Instructions to follow ▸ Locate each line of the material that contains "this", then return it.

— BEGIN Records to process —

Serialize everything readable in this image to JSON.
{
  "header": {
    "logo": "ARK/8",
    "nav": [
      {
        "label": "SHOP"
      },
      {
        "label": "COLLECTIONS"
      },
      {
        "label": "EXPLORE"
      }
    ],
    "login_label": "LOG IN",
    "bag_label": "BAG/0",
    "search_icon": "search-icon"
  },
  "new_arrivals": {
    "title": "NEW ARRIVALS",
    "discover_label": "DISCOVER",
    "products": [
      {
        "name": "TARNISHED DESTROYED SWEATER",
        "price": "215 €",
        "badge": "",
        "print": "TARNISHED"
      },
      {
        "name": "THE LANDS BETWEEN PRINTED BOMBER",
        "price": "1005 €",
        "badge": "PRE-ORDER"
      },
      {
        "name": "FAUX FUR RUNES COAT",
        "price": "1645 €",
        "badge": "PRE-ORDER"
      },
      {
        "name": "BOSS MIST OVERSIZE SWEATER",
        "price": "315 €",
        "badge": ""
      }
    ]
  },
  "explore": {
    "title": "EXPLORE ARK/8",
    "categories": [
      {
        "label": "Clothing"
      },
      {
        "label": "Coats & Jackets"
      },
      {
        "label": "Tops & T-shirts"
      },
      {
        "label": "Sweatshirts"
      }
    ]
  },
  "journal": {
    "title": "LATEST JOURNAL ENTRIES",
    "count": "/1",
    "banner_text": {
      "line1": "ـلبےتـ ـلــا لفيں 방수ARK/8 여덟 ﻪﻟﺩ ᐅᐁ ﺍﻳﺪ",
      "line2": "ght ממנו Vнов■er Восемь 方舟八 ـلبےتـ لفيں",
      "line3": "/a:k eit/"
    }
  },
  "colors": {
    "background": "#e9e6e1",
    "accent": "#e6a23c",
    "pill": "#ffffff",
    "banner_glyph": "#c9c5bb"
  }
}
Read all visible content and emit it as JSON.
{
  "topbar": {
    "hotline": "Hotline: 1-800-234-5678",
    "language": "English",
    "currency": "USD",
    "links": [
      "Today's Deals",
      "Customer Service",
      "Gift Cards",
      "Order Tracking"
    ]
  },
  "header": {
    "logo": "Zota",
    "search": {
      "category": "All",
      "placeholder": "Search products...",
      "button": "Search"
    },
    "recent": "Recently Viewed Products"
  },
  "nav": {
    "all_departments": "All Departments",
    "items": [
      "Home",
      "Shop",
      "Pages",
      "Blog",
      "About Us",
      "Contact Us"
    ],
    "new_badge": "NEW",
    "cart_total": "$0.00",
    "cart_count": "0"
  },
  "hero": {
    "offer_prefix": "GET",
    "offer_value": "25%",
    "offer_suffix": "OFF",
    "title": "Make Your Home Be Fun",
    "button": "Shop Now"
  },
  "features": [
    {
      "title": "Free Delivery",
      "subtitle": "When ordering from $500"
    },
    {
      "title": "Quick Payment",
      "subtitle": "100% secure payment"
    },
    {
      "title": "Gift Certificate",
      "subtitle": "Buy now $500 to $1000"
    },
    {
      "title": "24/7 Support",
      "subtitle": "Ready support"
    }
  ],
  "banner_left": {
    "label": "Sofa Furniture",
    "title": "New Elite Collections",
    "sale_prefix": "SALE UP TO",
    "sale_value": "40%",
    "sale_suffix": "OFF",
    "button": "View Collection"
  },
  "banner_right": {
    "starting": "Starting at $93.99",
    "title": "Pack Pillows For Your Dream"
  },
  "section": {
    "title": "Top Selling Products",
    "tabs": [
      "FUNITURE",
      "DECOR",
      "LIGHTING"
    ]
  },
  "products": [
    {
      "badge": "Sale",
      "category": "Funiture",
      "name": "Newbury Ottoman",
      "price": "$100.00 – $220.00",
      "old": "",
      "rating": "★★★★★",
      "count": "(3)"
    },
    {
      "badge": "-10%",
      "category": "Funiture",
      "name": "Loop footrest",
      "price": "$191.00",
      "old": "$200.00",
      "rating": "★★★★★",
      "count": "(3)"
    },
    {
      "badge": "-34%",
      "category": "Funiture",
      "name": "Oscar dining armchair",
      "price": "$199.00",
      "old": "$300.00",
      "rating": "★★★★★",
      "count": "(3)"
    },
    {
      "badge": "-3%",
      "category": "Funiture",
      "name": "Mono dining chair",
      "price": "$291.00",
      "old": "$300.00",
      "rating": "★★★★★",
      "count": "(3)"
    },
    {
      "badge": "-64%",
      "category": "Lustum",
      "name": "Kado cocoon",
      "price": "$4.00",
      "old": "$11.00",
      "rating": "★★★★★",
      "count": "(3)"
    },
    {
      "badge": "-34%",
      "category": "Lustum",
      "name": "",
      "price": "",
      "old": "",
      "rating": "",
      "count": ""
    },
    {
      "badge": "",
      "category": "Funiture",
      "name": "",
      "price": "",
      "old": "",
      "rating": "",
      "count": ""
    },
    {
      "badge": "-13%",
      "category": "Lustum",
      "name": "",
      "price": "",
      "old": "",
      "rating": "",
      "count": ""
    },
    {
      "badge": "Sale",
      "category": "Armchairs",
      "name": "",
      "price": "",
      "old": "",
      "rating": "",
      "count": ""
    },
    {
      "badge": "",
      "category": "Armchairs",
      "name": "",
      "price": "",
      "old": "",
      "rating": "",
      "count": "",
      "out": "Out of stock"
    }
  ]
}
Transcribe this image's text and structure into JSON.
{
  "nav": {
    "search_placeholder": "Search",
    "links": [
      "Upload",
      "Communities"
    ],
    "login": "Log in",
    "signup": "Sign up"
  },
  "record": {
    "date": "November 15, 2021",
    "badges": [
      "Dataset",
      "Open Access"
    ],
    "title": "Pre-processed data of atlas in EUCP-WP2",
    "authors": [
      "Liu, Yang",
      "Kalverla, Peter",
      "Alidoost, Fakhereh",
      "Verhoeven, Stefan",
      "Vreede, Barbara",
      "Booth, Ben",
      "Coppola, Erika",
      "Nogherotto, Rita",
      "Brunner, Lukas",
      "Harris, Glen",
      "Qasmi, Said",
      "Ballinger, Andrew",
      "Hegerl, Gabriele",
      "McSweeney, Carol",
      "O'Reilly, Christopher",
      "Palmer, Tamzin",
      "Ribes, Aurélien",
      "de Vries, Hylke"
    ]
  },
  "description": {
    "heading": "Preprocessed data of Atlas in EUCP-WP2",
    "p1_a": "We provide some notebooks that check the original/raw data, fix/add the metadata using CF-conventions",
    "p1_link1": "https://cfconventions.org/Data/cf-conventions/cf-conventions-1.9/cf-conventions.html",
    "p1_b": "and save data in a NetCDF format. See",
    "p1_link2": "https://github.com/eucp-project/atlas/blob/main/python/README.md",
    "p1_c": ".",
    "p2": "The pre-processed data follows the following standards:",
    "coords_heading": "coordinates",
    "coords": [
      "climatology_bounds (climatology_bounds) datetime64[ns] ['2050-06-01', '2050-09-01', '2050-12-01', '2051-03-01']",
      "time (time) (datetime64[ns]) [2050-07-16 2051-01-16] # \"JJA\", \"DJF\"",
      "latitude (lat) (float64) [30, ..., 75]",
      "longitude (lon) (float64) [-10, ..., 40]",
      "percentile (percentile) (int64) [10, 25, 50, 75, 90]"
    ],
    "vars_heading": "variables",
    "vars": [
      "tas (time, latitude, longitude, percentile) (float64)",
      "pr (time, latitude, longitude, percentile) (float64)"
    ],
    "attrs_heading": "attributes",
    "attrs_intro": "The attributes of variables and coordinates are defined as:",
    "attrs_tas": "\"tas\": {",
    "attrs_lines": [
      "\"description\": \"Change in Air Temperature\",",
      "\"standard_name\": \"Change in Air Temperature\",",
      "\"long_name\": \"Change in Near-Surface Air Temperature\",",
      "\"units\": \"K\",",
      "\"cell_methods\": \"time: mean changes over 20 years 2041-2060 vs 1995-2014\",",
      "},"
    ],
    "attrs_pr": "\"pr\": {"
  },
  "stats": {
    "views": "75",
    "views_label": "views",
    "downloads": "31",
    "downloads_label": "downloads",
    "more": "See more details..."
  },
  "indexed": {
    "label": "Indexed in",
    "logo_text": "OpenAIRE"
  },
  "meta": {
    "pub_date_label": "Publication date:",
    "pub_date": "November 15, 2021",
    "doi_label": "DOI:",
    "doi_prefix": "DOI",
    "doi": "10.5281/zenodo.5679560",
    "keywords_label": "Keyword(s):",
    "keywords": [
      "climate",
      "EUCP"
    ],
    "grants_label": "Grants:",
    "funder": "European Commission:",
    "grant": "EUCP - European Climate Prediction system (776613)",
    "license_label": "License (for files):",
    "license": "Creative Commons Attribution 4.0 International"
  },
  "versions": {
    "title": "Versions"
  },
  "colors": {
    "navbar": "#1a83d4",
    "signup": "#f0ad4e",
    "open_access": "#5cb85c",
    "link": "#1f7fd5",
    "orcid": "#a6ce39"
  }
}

— END Records to process —

Reply to the exercise ▸
Serialize everything readable in this image to JSON.
Transcribe this image's text and structure into JSON.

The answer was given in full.